[Stored data]
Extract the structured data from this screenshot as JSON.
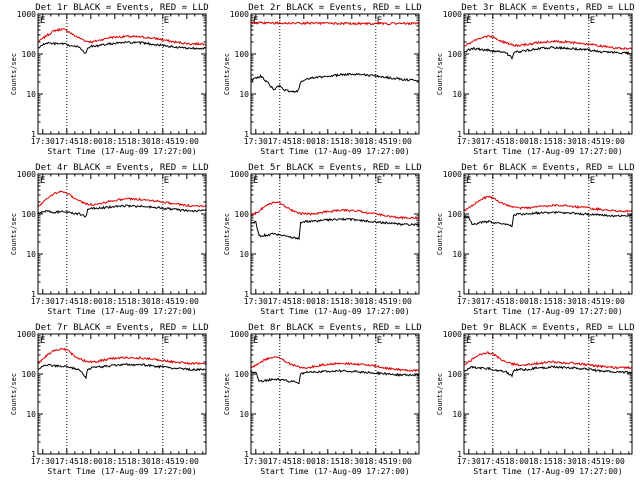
{
  "figure": {
    "colors": {
      "events": "#000000",
      "lld": "#e00000",
      "axis": "#000000",
      "background": "#ffffff"
    }
  },
  "chart_data": [
    {
      "type": "line",
      "title": "Det 1r BLACK = Events, RED = LLD",
      "xlabel": "Start Time (17-Aug-09 17:27:00)",
      "ylabel": "Counts/sec",
      "corner_marks": [
        "E",
        "E"
      ],
      "xticks": [
        "17:30",
        "17:45",
        "18:00",
        "18:15",
        "18:30",
        "18:45",
        "19:00"
      ],
      "yticks": [
        "1",
        "10",
        "100",
        "1000"
      ],
      "yscale": "log",
      "ylim": [
        1,
        1000
      ],
      "xlim_minutes_after_start": [
        0,
        105
      ],
      "vlines_minutes_after_start": [
        18,
        78
      ],
      "series": [
        {
          "color": "red",
          "x": [
            0,
            5,
            10,
            15,
            18,
            22,
            26,
            30,
            34,
            38,
            45,
            55,
            65,
            75,
            85,
            95,
            105
          ],
          "y": [
            200,
            280,
            380,
            420,
            390,
            300,
            250,
            210,
            200,
            220,
            260,
            275,
            265,
            240,
            200,
            180,
            180
          ]
        },
        {
          "color": "black",
          "x": [
            0,
            5,
            10,
            15,
            18,
            22,
            26,
            30,
            31,
            34,
            38,
            45,
            55,
            65,
            75,
            85,
            95,
            105
          ],
          "y": [
            140,
            190,
            180,
            180,
            170,
            155,
            150,
            100,
            140,
            160,
            160,
            180,
            195,
            190,
            170,
            150,
            140,
            140
          ]
        }
      ]
    },
    {
      "type": "line",
      "title": "Det 2r BLACK = Events, RED = LLD",
      "xlabel": "Start Time (17-Aug-09 17:27:00)",
      "ylabel": "Counts/sec",
      "corner_marks": [
        "E",
        "E"
      ],
      "xticks": [
        "17:30",
        "17:45",
        "18:00",
        "18:15",
        "18:30",
        "18:45",
        "19:00"
      ],
      "yticks": [
        "1",
        "10",
        "100",
        "1000"
      ],
      "yscale": "log",
      "ylim": [
        1,
        1000
      ],
      "xlim_minutes_after_start": [
        0,
        105
      ],
      "vlines_minutes_after_start": [
        18,
        78
      ],
      "series": [
        {
          "color": "red",
          "x": [
            0,
            20,
            40,
            60,
            80,
            105
          ],
          "y": [
            600,
            590,
            590,
            580,
            575,
            580
          ]
        },
        {
          "color": "black",
          "x": [
            0,
            3,
            6,
            10,
            14,
            18,
            20,
            24,
            28,
            30,
            31,
            35,
            45,
            55,
            65,
            75,
            85,
            95,
            105
          ],
          "y": [
            22,
            25,
            28,
            20,
            13,
            16,
            13,
            12,
            11,
            13,
            20,
            24,
            27,
            30,
            32,
            29,
            26,
            23,
            22
          ]
        }
      ]
    },
    {
      "type": "line",
      "title": "Det 3r BLACK = Events, RED = LLD",
      "xlabel": "Start Time (17-Aug-09 17:27:00)",
      "ylabel": "Counts/sec",
      "corner_marks": [
        "E",
        "E"
      ],
      "xticks": [
        "17:30",
        "17:45",
        "18:00",
        "18:15",
        "18:30",
        "18:45",
        "19:00"
      ],
      "yticks": [
        "1",
        "10",
        "100",
        "1000"
      ],
      "yscale": "log",
      "ylim": [
        1,
        1000
      ],
      "xlim_minutes_after_start": [
        0,
        105
      ],
      "vlines_minutes_after_start": [
        18,
        78
      ],
      "series": [
        {
          "color": "red",
          "x": [
            0,
            5,
            10,
            15,
            18,
            22,
            26,
            30,
            34,
            38,
            45,
            55,
            65,
            75,
            85,
            95,
            105
          ],
          "y": [
            160,
            200,
            250,
            280,
            270,
            220,
            190,
            170,
            160,
            170,
            190,
            210,
            200,
            180,
            160,
            140,
            135
          ]
        },
        {
          "color": "black",
          "x": [
            0,
            5,
            10,
            15,
            18,
            22,
            26,
            30,
            31,
            34,
            38,
            45,
            55,
            65,
            75,
            85,
            95,
            105
          ],
          "y": [
            110,
            140,
            130,
            125,
            120,
            115,
            110,
            80,
            105,
            115,
            120,
            135,
            145,
            140,
            130,
            115,
            108,
            105
          ]
        }
      ]
    },
    {
      "type": "line",
      "title": "Det 4r BLACK = Events, RED = LLD",
      "xlabel": "Start Time (17-Aug-09 17:27:00)",
      "ylabel": "Counts/sec",
      "corner_marks": [
        "E",
        "E"
      ],
      "xticks": [
        "17:30",
        "17:45",
        "18:00",
        "18:15",
        "18:30",
        "18:45",
        "19:00"
      ],
      "yticks": [
        "1",
        "10",
        "100",
        "1000"
      ],
      "yscale": "log",
      "ylim": [
        1,
        1000
      ],
      "xlim_minutes_after_start": [
        0,
        105
      ],
      "vlines_minutes_after_start": [
        18,
        78
      ],
      "series": [
        {
          "color": "red",
          "x": [
            0,
            5,
            10,
            15,
            18,
            22,
            26,
            30,
            34,
            38,
            45,
            55,
            65,
            75,
            85,
            95,
            105
          ],
          "y": [
            150,
            230,
            330,
            370,
            340,
            260,
            210,
            180,
            170,
            180,
            210,
            240,
            230,
            210,
            180,
            160,
            160
          ]
        },
        {
          "color": "black",
          "x": [
            0,
            5,
            10,
            15,
            18,
            22,
            26,
            30,
            31,
            34,
            38,
            45,
            55,
            65,
            75,
            85,
            95,
            105
          ],
          "y": [
            100,
            120,
            110,
            115,
            110,
            105,
            100,
            85,
            130,
            140,
            140,
            150,
            160,
            155,
            145,
            130,
            120,
            120
          ]
        }
      ]
    },
    {
      "type": "line",
      "title": "Det 5r BLACK = Events, RED = LLD",
      "xlabel": "Start Time (17-Aug-09 17:27:00)",
      "ylabel": "Counts/sec",
      "corner_marks": [
        "E",
        "E"
      ],
      "xticks": [
        "17:30",
        "17:45",
        "18:00",
        "18:15",
        "18:30",
        "18:45",
        "19:00"
      ],
      "yticks": [
        "1",
        "10",
        "100",
        "1000"
      ],
      "yscale": "log",
      "ylim": [
        1,
        1000
      ],
      "xlim_minutes_after_start": [
        0,
        105
      ],
      "vlines_minutes_after_start": [
        18,
        78
      ],
      "series": [
        {
          "color": "red",
          "x": [
            0,
            5,
            10,
            15,
            18,
            22,
            26,
            30,
            34,
            38,
            45,
            55,
            65,
            75,
            85,
            95,
            105
          ],
          "y": [
            90,
            120,
            170,
            200,
            190,
            150,
            120,
            105,
            100,
            100,
            110,
            125,
            120,
            105,
            90,
            80,
            80
          ]
        },
        {
          "color": "black",
          "x": [
            0,
            3,
            5,
            10,
            15,
            18,
            22,
            26,
            30,
            31,
            34,
            38,
            45,
            55,
            65,
            75,
            85,
            95,
            105
          ],
          "y": [
            60,
            65,
            28,
            30,
            32,
            30,
            28,
            26,
            25,
            60,
            65,
            65,
            70,
            75,
            72,
            65,
            60,
            55,
            55
          ]
        }
      ]
    },
    {
      "type": "line",
      "title": "Det 6r BLACK = Events, RED = LLD",
      "xlabel": "Start Time (17-Aug-09 17:27:00)",
      "ylabel": "Counts/sec",
      "corner_marks": [
        "E",
        "E"
      ],
      "xticks": [
        "17:30",
        "17:45",
        "18:00",
        "18:15",
        "18:30",
        "18:45",
        "19:00"
      ],
      "yticks": [
        "1",
        "10",
        "100",
        "1000"
      ],
      "yscale": "log",
      "ylim": [
        1,
        1000
      ],
      "xlim_minutes_after_start": [
        0,
        105
      ],
      "vlines_minutes_after_start": [
        18,
        78
      ],
      "series": [
        {
          "color": "red",
          "x": [
            0,
            5,
            10,
            15,
            18,
            22,
            26,
            30,
            34,
            38,
            45,
            55,
            65,
            75,
            85,
            95,
            105
          ],
          "y": [
            120,
            160,
            230,
            270,
            250,
            200,
            170,
            150,
            140,
            140,
            150,
            165,
            160,
            145,
            130,
            120,
            120
          ]
        },
        {
          "color": "black",
          "x": [
            0,
            3,
            5,
            10,
            15,
            18,
            22,
            26,
            30,
            31,
            34,
            38,
            45,
            55,
            65,
            75,
            85,
            95,
            105
          ],
          "y": [
            80,
            85,
            55,
            60,
            65,
            62,
            58,
            55,
            50,
            90,
            100,
            100,
            105,
            110,
            105,
            100,
            95,
            90,
            90
          ]
        }
      ]
    },
    {
      "type": "line",
      "title": "Det 7r BLACK = Events, RED = LLD",
      "xlabel": "Start Time (17-Aug-09 17:27:00)",
      "ylabel": "Counts/sec",
      "corner_marks": [
        "E",
        "E"
      ],
      "xticks": [
        "17:30",
        "17:45",
        "18:00",
        "18:15",
        "18:30",
        "18:45",
        "19:00"
      ],
      "yticks": [
        "1",
        "10",
        "100",
        "1000"
      ],
      "yscale": "log",
      "ylim": [
        1,
        1000
      ],
      "xlim_minutes_after_start": [
        0,
        105
      ],
      "vlines_minutes_after_start": [
        18,
        78
      ],
      "series": [
        {
          "color": "red",
          "x": [
            0,
            5,
            10,
            15,
            18,
            22,
            26,
            30,
            34,
            38,
            45,
            55,
            65,
            75,
            85,
            95,
            105
          ],
          "y": [
            180,
            280,
            390,
            430,
            400,
            300,
            240,
            210,
            200,
            210,
            240,
            260,
            250,
            230,
            200,
            185,
            180
          ]
        },
        {
          "color": "black",
          "x": [
            0,
            5,
            10,
            15,
            18,
            22,
            26,
            30,
            31,
            34,
            38,
            45,
            55,
            65,
            75,
            85,
            95,
            105
          ],
          "y": [
            130,
            170,
            160,
            160,
            150,
            140,
            130,
            80,
            130,
            145,
            150,
            160,
            175,
            170,
            155,
            140,
            130,
            130
          ]
        }
      ]
    },
    {
      "type": "line",
      "title": "Det 8r BLACK = Events, RED = LLD",
      "xlabel": "Start Time (17-Aug-09 17:27:00)",
      "ylabel": "Counts/sec",
      "corner_marks": [
        "E",
        "E"
      ],
      "xticks": [
        "17:30",
        "17:45",
        "18:00",
        "18:15",
        "18:30",
        "18:45",
        "19:00"
      ],
      "yticks": [
        "1",
        "10",
        "100",
        "1000"
      ],
      "yscale": "log",
      "ylim": [
        1,
        1000
      ],
      "xlim_minutes_after_start": [
        0,
        105
      ],
      "vlines_minutes_after_start": [
        18,
        78
      ],
      "series": [
        {
          "color": "red",
          "x": [
            0,
            5,
            10,
            15,
            18,
            22,
            26,
            30,
            34,
            38,
            45,
            55,
            65,
            75,
            85,
            95,
            105
          ],
          "y": [
            140,
            190,
            240,
            270,
            250,
            200,
            170,
            150,
            145,
            150,
            170,
            185,
            180,
            165,
            140,
            125,
            125
          ]
        },
        {
          "color": "black",
          "x": [
            0,
            3,
            5,
            10,
            15,
            18,
            22,
            26,
            30,
            31,
            34,
            38,
            45,
            55,
            65,
            75,
            85,
            95,
            105
          ],
          "y": [
            110,
            115,
            65,
            70,
            75,
            72,
            68,
            65,
            60,
            100,
            110,
            110,
            115,
            120,
            115,
            108,
            100,
            95,
            95
          ]
        }
      ]
    },
    {
      "type": "line",
      "title": "Det 9r BLACK = Events, RED = LLD",
      "xlabel": "Start Time (17-Aug-09 17:27:00)",
      "ylabel": "Counts/sec",
      "corner_marks": [
        "E",
        "E"
      ],
      "xticks": [
        "17:30",
        "17:45",
        "18:00",
        "18:15",
        "18:30",
        "18:45",
        "19:00"
      ],
      "yticks": [
        "1",
        "10",
        "100",
        "1000"
      ],
      "yscale": "log",
      "ylim": [
        1,
        1000
      ],
      "xlim_minutes_after_start": [
        0,
        105
      ],
      "vlines_minutes_after_start": [
        18,
        78
      ],
      "series": [
        {
          "color": "red",
          "x": [
            0,
            5,
            10,
            15,
            18,
            22,
            26,
            30,
            34,
            38,
            45,
            55,
            65,
            75,
            85,
            95,
            105
          ],
          "y": [
            170,
            230,
            310,
            340,
            320,
            250,
            200,
            180,
            170,
            170,
            185,
            200,
            190,
            175,
            155,
            145,
            145
          ]
        },
        {
          "color": "black",
          "x": [
            0,
            5,
            10,
            15,
            18,
            22,
            26,
            30,
            31,
            34,
            38,
            45,
            55,
            65,
            75,
            85,
            95,
            105
          ],
          "y": [
            120,
            150,
            140,
            140,
            130,
            120,
            115,
            90,
            120,
            130,
            130,
            140,
            150,
            145,
            135,
            120,
            112,
            110
          ]
        }
      ]
    }
  ]
}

[What needs to be done] Identify the lines in the records above that contain the word "title", then state how many there are and nothing more.

[Result of this exercise] 9